### GOAL
Rewrite every item below, replacing "interactable" with "clickable" wherever it occurs and keeping everything else the same.

### SOURCE MATERIAL
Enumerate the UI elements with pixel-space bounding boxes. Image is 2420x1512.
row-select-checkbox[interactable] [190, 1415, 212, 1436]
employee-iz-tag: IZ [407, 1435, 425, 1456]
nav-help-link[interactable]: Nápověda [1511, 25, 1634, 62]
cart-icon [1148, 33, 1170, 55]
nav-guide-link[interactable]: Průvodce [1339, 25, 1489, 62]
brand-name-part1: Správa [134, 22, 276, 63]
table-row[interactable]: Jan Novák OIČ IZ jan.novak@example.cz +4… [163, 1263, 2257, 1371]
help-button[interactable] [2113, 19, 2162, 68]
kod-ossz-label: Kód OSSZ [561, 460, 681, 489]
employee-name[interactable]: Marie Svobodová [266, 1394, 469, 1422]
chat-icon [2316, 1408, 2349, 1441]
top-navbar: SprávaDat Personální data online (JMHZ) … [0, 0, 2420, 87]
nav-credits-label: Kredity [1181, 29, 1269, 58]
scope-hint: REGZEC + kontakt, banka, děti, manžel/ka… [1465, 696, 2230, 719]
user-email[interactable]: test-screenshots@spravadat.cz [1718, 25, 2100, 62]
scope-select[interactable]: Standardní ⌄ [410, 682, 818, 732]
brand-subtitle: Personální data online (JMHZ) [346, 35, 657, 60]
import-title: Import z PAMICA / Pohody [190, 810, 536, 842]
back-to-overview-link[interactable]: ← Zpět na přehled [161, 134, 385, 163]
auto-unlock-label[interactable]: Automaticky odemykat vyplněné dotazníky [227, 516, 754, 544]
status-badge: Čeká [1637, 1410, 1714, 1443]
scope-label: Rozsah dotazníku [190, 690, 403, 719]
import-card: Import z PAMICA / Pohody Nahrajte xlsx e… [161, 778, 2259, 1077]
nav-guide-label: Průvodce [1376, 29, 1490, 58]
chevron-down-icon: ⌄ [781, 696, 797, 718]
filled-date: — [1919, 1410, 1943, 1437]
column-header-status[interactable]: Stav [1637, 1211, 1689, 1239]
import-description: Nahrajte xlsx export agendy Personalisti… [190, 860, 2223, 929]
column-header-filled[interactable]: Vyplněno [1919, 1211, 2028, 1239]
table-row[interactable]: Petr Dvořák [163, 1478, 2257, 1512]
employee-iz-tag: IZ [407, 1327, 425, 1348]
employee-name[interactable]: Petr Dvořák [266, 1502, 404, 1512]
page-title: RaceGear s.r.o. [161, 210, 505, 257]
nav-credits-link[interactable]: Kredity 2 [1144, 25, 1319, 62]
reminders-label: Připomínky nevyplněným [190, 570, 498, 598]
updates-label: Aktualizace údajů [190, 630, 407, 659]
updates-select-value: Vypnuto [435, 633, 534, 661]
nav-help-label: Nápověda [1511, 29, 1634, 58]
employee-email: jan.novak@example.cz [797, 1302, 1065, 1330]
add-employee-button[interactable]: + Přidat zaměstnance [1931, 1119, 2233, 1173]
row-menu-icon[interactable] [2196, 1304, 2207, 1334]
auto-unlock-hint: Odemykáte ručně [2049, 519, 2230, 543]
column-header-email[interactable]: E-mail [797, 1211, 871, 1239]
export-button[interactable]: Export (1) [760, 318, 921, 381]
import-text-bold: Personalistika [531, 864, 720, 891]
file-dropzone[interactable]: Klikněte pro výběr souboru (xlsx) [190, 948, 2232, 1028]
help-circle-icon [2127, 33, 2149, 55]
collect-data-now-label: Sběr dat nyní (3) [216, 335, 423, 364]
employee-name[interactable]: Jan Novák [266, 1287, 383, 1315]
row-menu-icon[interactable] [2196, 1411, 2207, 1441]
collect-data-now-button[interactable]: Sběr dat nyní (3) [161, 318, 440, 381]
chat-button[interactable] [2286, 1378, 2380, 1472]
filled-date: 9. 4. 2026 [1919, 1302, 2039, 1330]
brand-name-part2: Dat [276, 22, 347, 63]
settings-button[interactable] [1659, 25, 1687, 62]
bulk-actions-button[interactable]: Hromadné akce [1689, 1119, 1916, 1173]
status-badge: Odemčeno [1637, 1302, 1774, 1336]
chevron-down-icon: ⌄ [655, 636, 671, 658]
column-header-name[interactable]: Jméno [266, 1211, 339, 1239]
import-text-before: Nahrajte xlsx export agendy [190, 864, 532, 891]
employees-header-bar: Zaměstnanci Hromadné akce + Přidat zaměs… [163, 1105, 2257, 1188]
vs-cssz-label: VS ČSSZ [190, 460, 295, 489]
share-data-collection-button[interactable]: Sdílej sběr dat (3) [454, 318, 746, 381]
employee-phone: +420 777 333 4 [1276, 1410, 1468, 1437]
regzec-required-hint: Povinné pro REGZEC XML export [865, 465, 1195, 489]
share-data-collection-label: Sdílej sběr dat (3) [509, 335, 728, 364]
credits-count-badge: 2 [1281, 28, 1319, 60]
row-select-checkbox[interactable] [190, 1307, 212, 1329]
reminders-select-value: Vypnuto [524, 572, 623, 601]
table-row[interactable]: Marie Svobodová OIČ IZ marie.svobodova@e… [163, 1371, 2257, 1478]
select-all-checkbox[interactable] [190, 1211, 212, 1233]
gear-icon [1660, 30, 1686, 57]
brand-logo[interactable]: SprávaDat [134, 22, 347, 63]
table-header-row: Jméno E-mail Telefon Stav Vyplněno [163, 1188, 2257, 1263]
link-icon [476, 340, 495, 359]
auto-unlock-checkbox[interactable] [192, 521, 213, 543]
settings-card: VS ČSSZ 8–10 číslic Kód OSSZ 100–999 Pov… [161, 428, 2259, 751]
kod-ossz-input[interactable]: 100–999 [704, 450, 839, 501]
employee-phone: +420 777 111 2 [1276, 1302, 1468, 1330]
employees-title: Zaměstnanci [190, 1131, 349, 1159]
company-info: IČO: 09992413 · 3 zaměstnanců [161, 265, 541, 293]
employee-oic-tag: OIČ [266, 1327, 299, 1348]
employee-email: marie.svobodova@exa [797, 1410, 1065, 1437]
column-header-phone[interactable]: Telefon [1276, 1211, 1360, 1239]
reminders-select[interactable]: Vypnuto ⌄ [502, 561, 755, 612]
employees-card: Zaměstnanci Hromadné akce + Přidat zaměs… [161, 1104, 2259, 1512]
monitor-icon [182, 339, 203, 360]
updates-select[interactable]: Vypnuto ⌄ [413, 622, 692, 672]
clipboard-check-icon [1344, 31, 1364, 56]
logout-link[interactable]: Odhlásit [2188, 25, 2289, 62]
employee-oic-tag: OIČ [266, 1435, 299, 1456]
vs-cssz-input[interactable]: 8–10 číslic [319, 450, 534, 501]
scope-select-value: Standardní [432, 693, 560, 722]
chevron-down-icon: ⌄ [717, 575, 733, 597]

### SOLUTION BELOW
Enumerate the UI elements with pixel-space bounding boxes. Image is 2420x1512.
row-select-checkbox[clickable] [190, 1415, 212, 1436]
employee-iz-tag: IZ [407, 1435, 425, 1456]
nav-help-link[clickable]: Nápověda [1511, 25, 1634, 62]
cart-icon [1148, 33, 1170, 55]
nav-guide-link[clickable]: Průvodce [1339, 25, 1489, 62]
brand-name-part1: Správa [134, 22, 276, 63]
table-row[clickable]: Jan Novák OIČ IZ jan.novak@example.cz +4… [163, 1263, 2257, 1371]
help-button[clickable] [2113, 19, 2162, 68]
kod-ossz-label: Kód OSSZ [561, 460, 681, 489]
employee-name[clickable]: Marie Svobodová [266, 1394, 469, 1422]
chat-icon [2316, 1408, 2349, 1441]
top-navbar: SprávaDat Personální data online (JMHZ) … [0, 0, 2420, 87]
nav-credits-label: Kredity [1181, 29, 1269, 58]
scope-hint: REGZEC + kontakt, banka, děti, manžel/ka… [1465, 696, 2230, 719]
user-email[clickable]: test-screenshots@spravadat.cz [1718, 25, 2100, 62]
scope-select[clickable]: Standardní ⌄ [410, 682, 818, 732]
brand-subtitle: Personální data online (JMHZ) [346, 35, 657, 60]
import-title: Import z PAMICA / Pohody [190, 810, 536, 842]
back-to-overview-link[clickable]: ← Zpět na přehled [161, 134, 385, 163]
auto-unlock-label[clickable]: Automaticky odemykat vyplněné dotazníky [227, 516, 754, 544]
status-badge: Čeká [1637, 1410, 1714, 1443]
scope-label: Rozsah dotazníku [190, 690, 403, 719]
import-card: Import z PAMICA / Pohody Nahrajte xlsx e… [161, 778, 2259, 1077]
nav-guide-label: Průvodce [1376, 29, 1490, 58]
chevron-down-icon: ⌄ [781, 696, 797, 718]
filled-date: — [1919, 1410, 1943, 1437]
column-header-status[clickable]: Stav [1637, 1211, 1689, 1239]
import-description: Nahrajte xlsx export agendy Personalisti… [190, 860, 2223, 929]
column-header-filled[clickable]: Vyplněno [1919, 1211, 2028, 1239]
table-row[clickable]: Petr Dvořák [163, 1478, 2257, 1512]
employee-iz-tag: IZ [407, 1327, 425, 1348]
employee-name[clickable]: Petr Dvořák [266, 1502, 404, 1512]
page-title: RaceGear s.r.o. [161, 210, 505, 257]
nav-credits-link[clickable]: Kredity 2 [1144, 25, 1319, 62]
reminders-label: Připomínky nevyplněným [190, 570, 498, 598]
updates-label: Aktualizace údajů [190, 630, 407, 659]
updates-select-value: Vypnuto [435, 633, 534, 661]
nav-help-label: Nápověda [1511, 29, 1634, 58]
employee-email: jan.novak@example.cz [797, 1302, 1065, 1330]
add-employee-button[clickable]: + Přidat zaměstnance [1931, 1119, 2233, 1173]
row-menu-icon[clickable] [2196, 1304, 2207, 1334]
auto-unlock-hint: Odemykáte ručně [2049, 519, 2230, 543]
column-header-email[clickable]: E-mail [797, 1211, 871, 1239]
export-button[clickable]: Export (1) [760, 318, 921, 381]
import-text-bold: Personalistika [531, 864, 720, 891]
file-dropzone[clickable]: Klikněte pro výběr souboru (xlsx) [190, 948, 2232, 1028]
help-circle-icon [2127, 33, 2149, 55]
collect-data-now-label: Sběr dat nyní (3) [216, 335, 423, 364]
employee-name[clickable]: Jan Novák [266, 1287, 383, 1315]
row-menu-icon[clickable] [2196, 1411, 2207, 1441]
collect-data-now-button[clickable]: Sběr dat nyní (3) [161, 318, 440, 381]
chat-button[clickable] [2286, 1378, 2380, 1472]
filled-date: 9. 4. 2026 [1919, 1302, 2039, 1330]
brand-name-part2: Dat [276, 22, 347, 63]
settings-button[clickable] [1659, 25, 1687, 62]
bulk-actions-button[clickable]: Hromadné akce [1689, 1119, 1916, 1173]
status-badge: Odemčeno [1637, 1302, 1774, 1336]
chevron-down-icon: ⌄ [655, 636, 671, 658]
column-header-name[clickable]: Jméno [266, 1211, 339, 1239]
import-text-before: Nahrajte xlsx export agendy [190, 864, 532, 891]
employees-header-bar: Zaměstnanci Hromadné akce + Přidat zaměs… [163, 1105, 2257, 1188]
vs-cssz-label: VS ČSSZ [190, 460, 295, 489]
share-data-collection-button[clickable]: Sdílej sběr dat (3) [454, 318, 746, 381]
employee-phone: +420 777 333 4 [1276, 1410, 1468, 1437]
regzec-required-hint: Povinné pro REGZEC XML export [865, 465, 1195, 489]
share-data-collection-label: Sdílej sběr dat (3) [509, 335, 728, 364]
credits-count-badge: 2 [1281, 28, 1319, 60]
row-select-checkbox[clickable] [190, 1307, 212, 1329]
reminders-select-value: Vypnuto [524, 572, 623, 601]
table-row[clickable]: Marie Svobodová OIČ IZ marie.svobodova@e… [163, 1371, 2257, 1478]
select-all-checkbox[clickable] [190, 1211, 212, 1233]
gear-icon [1660, 30, 1686, 57]
brand-logo[clickable]: SprávaDat [134, 22, 347, 63]
table-header-row: Jméno E-mail Telefon Stav Vyplněno [163, 1188, 2257, 1263]
link-icon [476, 340, 495, 359]
auto-unlock-checkbox[clickable] [192, 521, 213, 543]
settings-card: VS ČSSZ 8–10 číslic Kód OSSZ 100–999 Pov… [161, 428, 2259, 751]
kod-ossz-input[clickable]: 100–999 [704, 450, 839, 501]
employee-phone: +420 777 111 2 [1276, 1302, 1468, 1330]
employees-title: Zaměstnanci [190, 1131, 349, 1159]
company-info: IČO: 09992413 · 3 zaměstnanců [161, 265, 541, 293]
employee-oic-tag: OIČ [266, 1327, 299, 1348]
employee-email: marie.svobodova@exa [797, 1410, 1065, 1437]
column-header-phone[clickable]: Telefon [1276, 1211, 1360, 1239]
reminders-select[clickable]: Vypnuto ⌄ [502, 561, 755, 612]
employees-card: Zaměstnanci Hromadné akce + Přidat zaměs… [161, 1104, 2259, 1512]
monitor-icon [182, 339, 203, 360]
updates-select[clickable]: Vypnuto ⌄ [413, 622, 692, 672]
clipboard-check-icon [1344, 31, 1364, 56]
logout-link[clickable]: Odhlásit [2188, 25, 2289, 62]
employee-oic-tag: OIČ [266, 1435, 299, 1456]
vs-cssz-input[clickable]: 8–10 číslic [319, 450, 534, 501]
scope-select-value: Standardní [432, 693, 560, 722]
chevron-down-icon: ⌄ [717, 575, 733, 597]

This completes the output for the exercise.